== Written task ==
Omit every picture and write out the rest of the records exactly.

== Data to process ==

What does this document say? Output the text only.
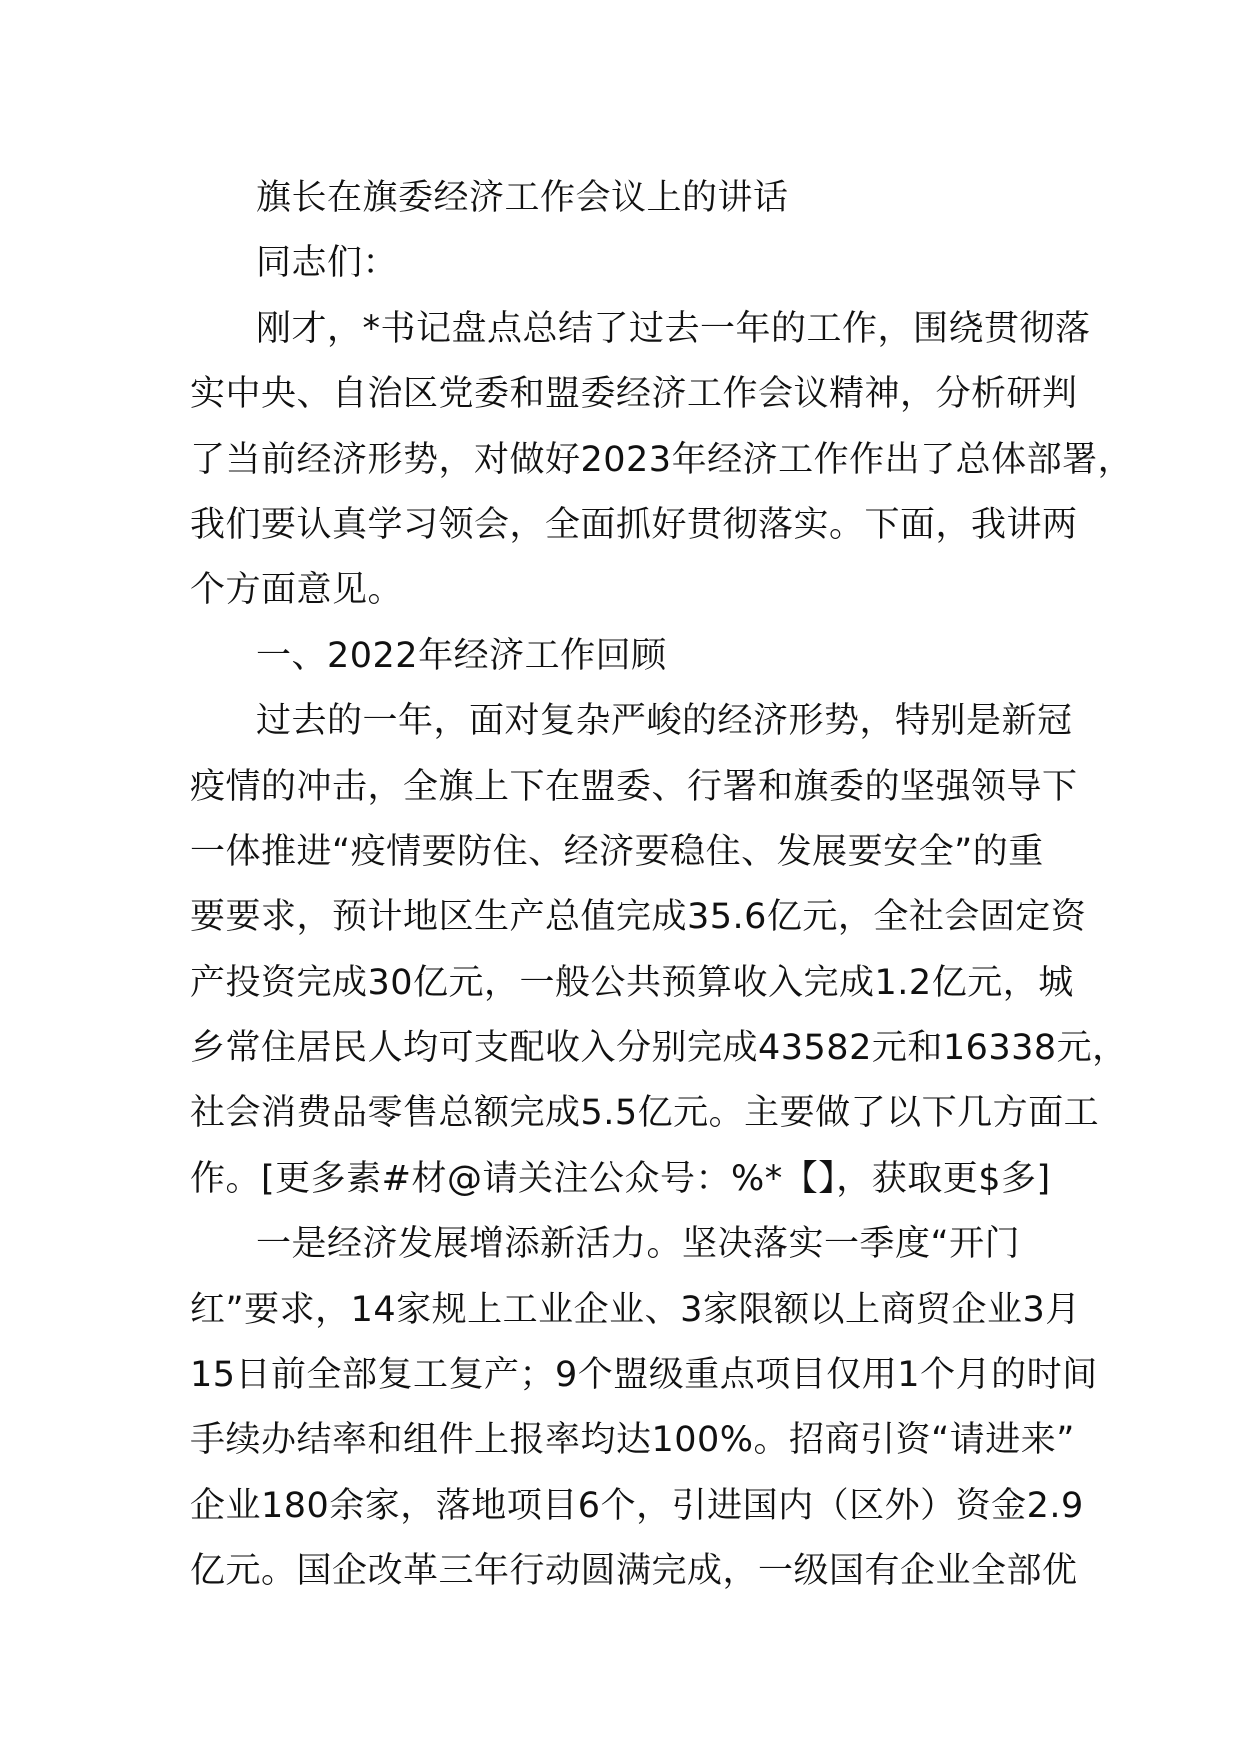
旗长在旗委经济工作会议上的讲话
同志们：
刚才，*书记盘点总结了过去一年的工作，围绕贯彻落
实中央、自治区党委和盟委经济工作会议精神，分析研判
了当前经济形势，对做好2023年经济工作作出了总体部署，
我们要认真学习领会，全面抓好贯彻落实。下面，我讲两
个方面意见。
一、2022年经济工作回顾
过去的一年，面对复杂严峻的经济形势，特别是新冠
疫情的冲击，全旗上下在盟委、行署和旗委的坚强领导下
一体推进“疫情要防住、经济要稳住、发展要安全”的重
要要求，预计地区生产总值完成35.6亿元，全社会固定资
产投资完成30亿元，一般公共预算收入完成1.2亿元，城
乡常住居民人均可支配收入分别完成43582元和16338元，
社会消费品零售总额完成5.5亿元。主要做了以下几方面工
作。[更多素#材@请关注公众号：%*【】，获取更$多]
一是经济发展增添新活力。坚决落实一季度“开门
红”要求，14家规上工业企业、3家限额以上商贸企业3月
15日前全部复工复产；9个盟级重点项目仅用1个月的时间
手续办结率和组件上报率均达100%。招商引资“请进来”
企业180余家，落地项目6个，引进国内（区外）资金2.9
亿元。国企改革三年行动圆满完成，一级国有企业全部优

== Right answer ==
What does this document say? Output the text only.
旗长在旗委经济工作会议上的讲话
同志们：
刚才，*书记盘点总结了过去一年的工作，围绕贯彻落
实中央、自治区党委和盟委经济工作会议精神，分析研判
了当前经济形势，对做好2023年经济工作作出了总体部署，
我们要认真学习领会，全面抓好贯彻落实。下面，我讲两
个方面意见。
一、2022年经济工作回顾
过去的一年，面对复杂严峻的经济形势，特别是新冠
疫情的冲击，全旗上下在盟委、行署和旗委的坚强领导下
一体推进“疫情要防住、经济要稳住、发展要安全”的重
要要求，预计地区生产总值完成35.6亿元，全社会固定资
产投资完成30亿元，一般公共预算收入完成1.2亿元，城
乡常住居民人均可支配收入分别完成43582元和16338元，
社会消费品零售总额完成5.5亿元。主要做了以下几方面工
作。[更多素#材@请关注公众号：%*【】，获取更$多]
一是经济发展增添新活力。坚决落实一季度“开门
红”要求，14家规上工业企业、3家限额以上商贸企业3月
15日前全部复工复产；9个盟级重点项目仅用1个月的时间
手续办结率和组件上报率均达100%。招商引资“请进来”
企业180余家，落地项目6个，引进国内（区外）资金2.9
亿元。国企改革三年行动圆满完成，一级国有企业全部优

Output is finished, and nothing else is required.